▸ **DATA RECORDS**
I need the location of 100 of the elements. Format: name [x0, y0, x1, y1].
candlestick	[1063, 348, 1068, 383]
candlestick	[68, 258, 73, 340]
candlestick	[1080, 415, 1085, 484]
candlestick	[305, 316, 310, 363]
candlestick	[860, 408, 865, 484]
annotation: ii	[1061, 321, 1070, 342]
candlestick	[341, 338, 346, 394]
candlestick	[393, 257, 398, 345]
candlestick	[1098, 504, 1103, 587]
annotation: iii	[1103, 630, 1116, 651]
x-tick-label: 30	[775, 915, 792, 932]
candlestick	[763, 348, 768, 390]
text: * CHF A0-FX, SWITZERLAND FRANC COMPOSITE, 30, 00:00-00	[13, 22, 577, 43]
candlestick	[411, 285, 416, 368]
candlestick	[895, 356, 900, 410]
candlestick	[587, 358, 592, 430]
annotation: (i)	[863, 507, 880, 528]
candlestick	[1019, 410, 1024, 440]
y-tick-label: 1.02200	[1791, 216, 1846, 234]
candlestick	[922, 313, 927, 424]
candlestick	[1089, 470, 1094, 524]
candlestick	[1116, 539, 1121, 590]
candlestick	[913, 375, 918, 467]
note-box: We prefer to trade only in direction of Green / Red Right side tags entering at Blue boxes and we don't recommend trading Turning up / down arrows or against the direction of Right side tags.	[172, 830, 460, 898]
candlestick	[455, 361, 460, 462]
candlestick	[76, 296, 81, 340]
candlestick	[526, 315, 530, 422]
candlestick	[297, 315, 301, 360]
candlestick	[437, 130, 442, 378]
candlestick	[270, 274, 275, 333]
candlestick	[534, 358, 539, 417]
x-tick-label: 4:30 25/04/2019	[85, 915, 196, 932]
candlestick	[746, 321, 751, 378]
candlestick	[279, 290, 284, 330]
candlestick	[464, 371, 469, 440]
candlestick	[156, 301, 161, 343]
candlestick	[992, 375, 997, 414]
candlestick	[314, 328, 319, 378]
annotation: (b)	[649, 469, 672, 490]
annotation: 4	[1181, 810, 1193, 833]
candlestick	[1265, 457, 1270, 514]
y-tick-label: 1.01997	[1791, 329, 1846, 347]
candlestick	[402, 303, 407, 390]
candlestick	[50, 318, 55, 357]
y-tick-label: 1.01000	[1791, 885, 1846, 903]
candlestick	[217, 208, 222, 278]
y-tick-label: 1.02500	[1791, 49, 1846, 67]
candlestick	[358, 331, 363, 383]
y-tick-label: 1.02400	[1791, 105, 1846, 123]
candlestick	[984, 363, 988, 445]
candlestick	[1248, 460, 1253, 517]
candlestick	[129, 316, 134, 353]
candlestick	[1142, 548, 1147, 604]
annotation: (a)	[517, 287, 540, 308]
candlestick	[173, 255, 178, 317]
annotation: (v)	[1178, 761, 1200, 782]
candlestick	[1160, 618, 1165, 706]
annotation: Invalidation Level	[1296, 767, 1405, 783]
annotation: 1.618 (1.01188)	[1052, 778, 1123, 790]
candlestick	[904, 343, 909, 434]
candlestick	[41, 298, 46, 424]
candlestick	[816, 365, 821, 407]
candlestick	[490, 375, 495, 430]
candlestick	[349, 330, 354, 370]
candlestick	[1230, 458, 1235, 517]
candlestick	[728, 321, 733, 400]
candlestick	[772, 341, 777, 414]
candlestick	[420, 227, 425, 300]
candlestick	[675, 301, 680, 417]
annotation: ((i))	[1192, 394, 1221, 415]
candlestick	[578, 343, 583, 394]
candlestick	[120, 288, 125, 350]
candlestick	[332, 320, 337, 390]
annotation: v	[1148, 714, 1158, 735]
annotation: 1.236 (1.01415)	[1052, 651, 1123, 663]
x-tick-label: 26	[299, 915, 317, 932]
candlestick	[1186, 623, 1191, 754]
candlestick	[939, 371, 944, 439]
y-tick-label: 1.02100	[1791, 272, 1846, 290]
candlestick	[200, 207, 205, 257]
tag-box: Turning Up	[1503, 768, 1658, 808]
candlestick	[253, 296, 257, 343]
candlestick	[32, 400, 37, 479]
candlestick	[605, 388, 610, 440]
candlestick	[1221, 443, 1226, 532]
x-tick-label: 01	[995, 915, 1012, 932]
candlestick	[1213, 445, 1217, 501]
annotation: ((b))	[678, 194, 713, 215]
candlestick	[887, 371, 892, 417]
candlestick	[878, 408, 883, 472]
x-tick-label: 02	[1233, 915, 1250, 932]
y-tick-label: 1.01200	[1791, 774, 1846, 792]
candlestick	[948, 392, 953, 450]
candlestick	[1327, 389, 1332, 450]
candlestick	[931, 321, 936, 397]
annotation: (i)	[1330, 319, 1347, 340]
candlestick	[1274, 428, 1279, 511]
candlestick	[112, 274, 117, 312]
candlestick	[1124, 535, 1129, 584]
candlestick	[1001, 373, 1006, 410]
...
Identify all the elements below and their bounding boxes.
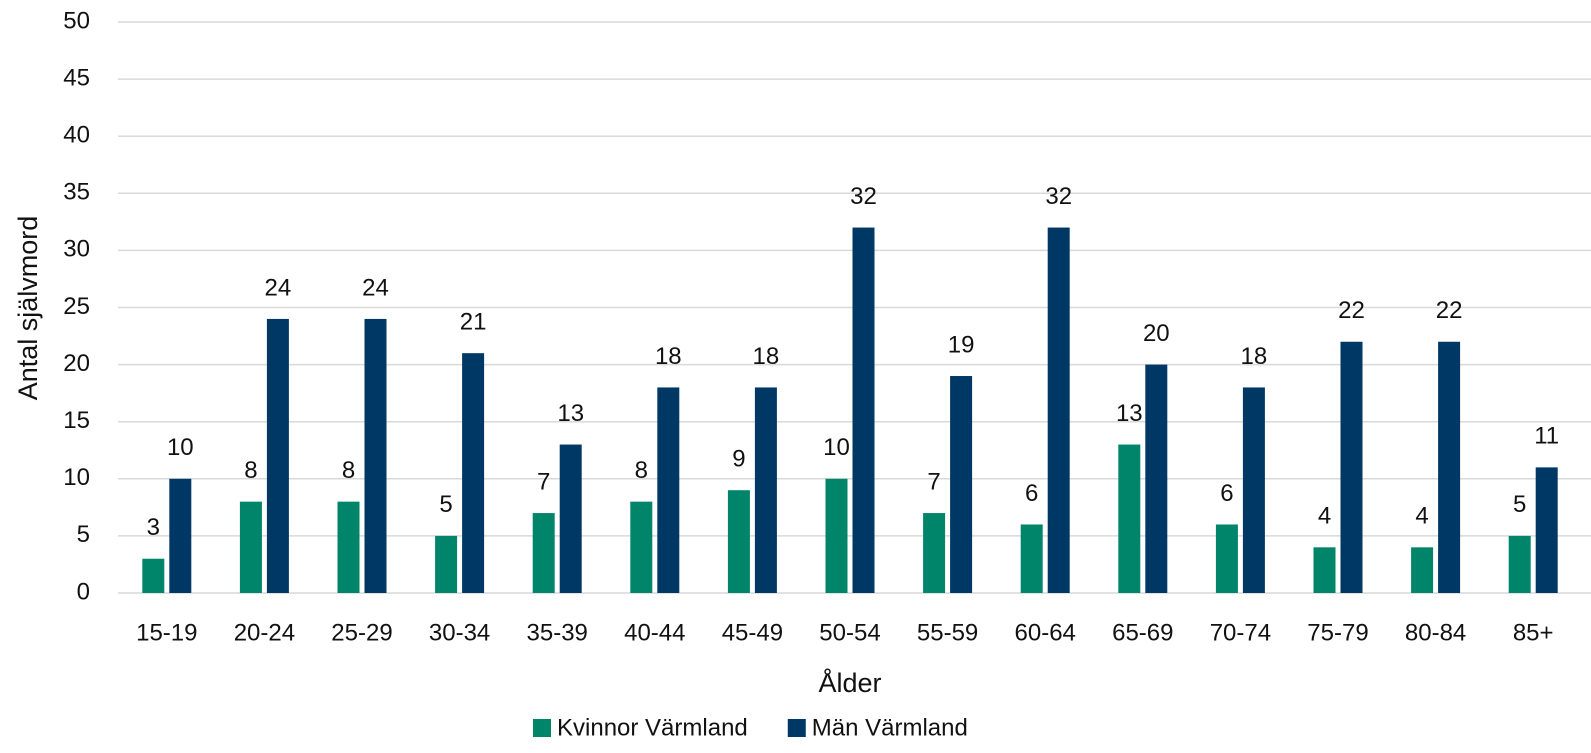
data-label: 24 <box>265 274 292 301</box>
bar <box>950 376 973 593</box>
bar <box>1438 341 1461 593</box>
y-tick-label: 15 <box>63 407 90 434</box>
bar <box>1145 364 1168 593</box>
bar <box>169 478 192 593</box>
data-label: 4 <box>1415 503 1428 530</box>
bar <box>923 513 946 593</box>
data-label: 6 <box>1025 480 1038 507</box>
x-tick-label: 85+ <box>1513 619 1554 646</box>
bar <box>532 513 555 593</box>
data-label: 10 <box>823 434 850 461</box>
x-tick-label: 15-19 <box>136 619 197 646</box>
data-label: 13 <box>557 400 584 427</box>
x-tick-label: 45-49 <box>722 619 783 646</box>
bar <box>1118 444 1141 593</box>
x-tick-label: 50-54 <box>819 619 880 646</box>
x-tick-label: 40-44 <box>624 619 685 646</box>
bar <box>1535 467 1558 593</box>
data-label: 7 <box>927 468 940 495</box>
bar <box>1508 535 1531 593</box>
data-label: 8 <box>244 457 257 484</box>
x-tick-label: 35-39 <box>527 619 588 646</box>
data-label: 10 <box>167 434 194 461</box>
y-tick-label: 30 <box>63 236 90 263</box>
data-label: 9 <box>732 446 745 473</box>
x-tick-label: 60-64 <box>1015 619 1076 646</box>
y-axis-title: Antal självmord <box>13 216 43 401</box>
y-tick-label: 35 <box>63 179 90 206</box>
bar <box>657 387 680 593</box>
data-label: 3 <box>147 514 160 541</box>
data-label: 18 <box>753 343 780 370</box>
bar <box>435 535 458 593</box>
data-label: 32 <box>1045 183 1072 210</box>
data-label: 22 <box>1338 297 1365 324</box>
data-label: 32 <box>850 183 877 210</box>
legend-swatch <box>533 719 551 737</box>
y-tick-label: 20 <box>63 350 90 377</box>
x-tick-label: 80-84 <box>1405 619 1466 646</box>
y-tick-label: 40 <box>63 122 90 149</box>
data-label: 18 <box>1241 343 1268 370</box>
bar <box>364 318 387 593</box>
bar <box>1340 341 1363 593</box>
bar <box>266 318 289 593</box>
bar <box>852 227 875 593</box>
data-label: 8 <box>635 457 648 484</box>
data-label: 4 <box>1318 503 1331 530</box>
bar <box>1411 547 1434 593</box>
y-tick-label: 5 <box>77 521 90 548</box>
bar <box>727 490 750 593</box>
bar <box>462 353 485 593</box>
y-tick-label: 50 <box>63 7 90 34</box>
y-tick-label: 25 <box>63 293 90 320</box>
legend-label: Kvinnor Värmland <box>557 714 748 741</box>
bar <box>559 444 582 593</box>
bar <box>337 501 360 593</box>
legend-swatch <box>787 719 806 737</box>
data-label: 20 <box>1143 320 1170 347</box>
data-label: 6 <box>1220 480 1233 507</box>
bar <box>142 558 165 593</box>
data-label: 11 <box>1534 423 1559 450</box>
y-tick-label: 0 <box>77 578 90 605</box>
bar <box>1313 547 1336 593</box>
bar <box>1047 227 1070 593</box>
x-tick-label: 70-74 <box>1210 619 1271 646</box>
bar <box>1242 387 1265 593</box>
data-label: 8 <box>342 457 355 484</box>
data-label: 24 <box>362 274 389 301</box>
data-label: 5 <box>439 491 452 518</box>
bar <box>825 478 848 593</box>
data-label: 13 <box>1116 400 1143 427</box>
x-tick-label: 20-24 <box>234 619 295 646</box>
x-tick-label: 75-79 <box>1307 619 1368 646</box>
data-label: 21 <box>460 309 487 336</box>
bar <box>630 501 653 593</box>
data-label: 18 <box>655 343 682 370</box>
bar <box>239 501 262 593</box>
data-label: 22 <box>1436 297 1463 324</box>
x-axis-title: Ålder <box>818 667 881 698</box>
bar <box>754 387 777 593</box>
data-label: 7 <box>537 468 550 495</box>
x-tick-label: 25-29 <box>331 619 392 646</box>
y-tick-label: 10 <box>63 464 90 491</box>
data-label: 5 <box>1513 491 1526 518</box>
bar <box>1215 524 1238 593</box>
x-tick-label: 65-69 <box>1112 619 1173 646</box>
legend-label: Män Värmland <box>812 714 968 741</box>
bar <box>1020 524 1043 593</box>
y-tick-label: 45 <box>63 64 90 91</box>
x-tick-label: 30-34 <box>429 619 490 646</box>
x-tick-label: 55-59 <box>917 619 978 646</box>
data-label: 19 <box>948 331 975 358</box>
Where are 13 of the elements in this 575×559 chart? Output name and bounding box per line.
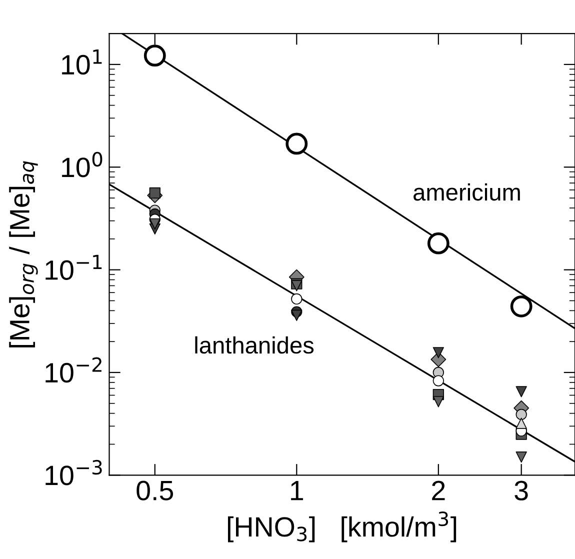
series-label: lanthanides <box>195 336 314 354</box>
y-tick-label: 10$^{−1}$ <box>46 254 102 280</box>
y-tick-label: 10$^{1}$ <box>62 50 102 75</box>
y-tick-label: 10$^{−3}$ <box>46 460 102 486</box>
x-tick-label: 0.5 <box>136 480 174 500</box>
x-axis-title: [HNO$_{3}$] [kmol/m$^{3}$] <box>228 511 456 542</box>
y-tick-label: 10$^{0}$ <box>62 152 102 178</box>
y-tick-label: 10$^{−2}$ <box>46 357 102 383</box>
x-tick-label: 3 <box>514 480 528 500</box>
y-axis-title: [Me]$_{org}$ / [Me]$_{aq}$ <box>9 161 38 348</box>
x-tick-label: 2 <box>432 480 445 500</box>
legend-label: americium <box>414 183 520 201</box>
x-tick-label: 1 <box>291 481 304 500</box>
...
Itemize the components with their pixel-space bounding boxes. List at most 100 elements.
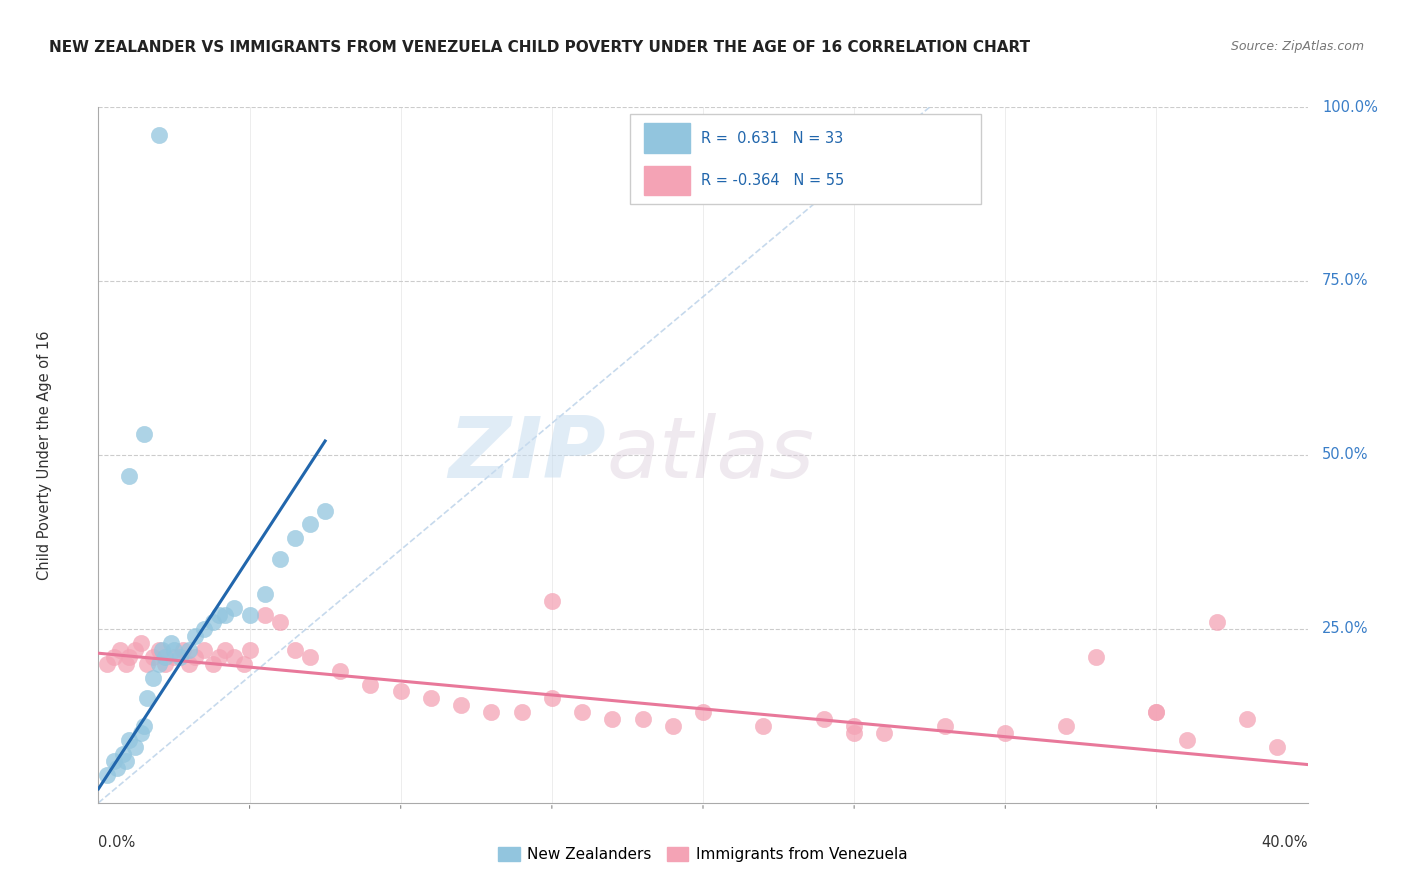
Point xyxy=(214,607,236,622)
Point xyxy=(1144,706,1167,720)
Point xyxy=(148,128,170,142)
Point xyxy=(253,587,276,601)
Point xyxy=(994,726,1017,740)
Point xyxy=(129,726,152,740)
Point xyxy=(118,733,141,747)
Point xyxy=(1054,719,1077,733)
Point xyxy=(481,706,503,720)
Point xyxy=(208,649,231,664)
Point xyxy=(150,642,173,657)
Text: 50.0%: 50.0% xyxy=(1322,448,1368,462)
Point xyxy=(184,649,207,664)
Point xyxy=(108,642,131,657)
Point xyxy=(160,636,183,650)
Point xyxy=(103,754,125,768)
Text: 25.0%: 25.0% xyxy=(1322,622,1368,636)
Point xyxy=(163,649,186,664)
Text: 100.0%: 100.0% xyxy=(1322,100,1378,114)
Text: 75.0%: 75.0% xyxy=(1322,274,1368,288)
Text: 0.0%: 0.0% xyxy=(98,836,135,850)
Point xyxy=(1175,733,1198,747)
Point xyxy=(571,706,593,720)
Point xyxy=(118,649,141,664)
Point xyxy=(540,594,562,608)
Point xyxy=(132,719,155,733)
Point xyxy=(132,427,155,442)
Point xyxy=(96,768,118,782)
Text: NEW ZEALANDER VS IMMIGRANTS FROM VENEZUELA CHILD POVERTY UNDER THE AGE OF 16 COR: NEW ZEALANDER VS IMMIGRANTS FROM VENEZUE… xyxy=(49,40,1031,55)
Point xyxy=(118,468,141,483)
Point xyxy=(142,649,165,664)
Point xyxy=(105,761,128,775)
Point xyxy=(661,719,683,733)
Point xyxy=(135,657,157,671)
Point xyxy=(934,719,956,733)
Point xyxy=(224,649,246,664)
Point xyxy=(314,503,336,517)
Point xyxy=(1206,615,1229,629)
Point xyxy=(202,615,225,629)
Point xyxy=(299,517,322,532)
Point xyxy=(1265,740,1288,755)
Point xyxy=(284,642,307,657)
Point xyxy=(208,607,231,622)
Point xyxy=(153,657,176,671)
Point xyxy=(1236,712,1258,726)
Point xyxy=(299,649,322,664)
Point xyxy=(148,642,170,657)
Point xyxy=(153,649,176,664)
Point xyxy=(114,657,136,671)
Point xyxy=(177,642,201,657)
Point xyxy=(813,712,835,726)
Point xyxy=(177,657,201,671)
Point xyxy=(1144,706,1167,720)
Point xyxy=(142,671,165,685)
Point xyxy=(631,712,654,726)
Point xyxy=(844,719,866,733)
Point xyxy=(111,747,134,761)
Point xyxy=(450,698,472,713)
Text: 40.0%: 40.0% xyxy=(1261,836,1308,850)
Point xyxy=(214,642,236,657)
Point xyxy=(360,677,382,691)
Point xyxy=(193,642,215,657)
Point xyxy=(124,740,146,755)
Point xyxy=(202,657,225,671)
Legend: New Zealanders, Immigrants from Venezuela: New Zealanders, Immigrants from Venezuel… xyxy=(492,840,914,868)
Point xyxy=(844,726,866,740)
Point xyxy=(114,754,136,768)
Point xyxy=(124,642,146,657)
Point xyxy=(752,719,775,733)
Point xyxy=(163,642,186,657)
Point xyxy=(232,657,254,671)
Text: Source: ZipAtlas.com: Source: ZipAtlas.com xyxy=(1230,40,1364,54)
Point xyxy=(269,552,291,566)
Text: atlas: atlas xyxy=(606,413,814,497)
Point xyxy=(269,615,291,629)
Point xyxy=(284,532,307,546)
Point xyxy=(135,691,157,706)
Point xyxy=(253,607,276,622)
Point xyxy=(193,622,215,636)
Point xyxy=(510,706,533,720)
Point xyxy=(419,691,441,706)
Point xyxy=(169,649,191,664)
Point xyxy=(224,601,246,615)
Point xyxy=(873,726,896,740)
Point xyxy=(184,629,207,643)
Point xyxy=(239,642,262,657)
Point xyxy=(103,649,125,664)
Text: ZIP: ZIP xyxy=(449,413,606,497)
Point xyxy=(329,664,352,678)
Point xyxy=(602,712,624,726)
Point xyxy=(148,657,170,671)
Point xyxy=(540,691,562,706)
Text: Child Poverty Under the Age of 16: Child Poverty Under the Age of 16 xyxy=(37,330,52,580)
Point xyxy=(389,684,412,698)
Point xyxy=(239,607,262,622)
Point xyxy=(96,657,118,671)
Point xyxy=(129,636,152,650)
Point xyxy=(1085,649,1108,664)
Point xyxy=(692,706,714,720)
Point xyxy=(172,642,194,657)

▸ **GIVEN EXERCISE**
Rewrite the part of the data above that opens with the line containing "I need the location" and closes with the line containing "408, 865, 484]" as a Markdown table with columns Row and Text. Give each line a row number, and leave out blank lines.

▸ **WORKED SOLUTION**
| Row | Text |
|---|---|
| 1 | I need the location of 100 of the elements. Format: name [x0, y0, x1, y1]. |
| 2 | candlestick	[1063, 348, 1068, 383] |
| 3 | candlestick	[68, 258, 73, 340] |
| 4 | candlestick	[1080, 415, 1085, 484] |
| 5 | candlestick	[305, 316, 310, 363] |
| 6 | candlestick	[860, 408, 865, 484] |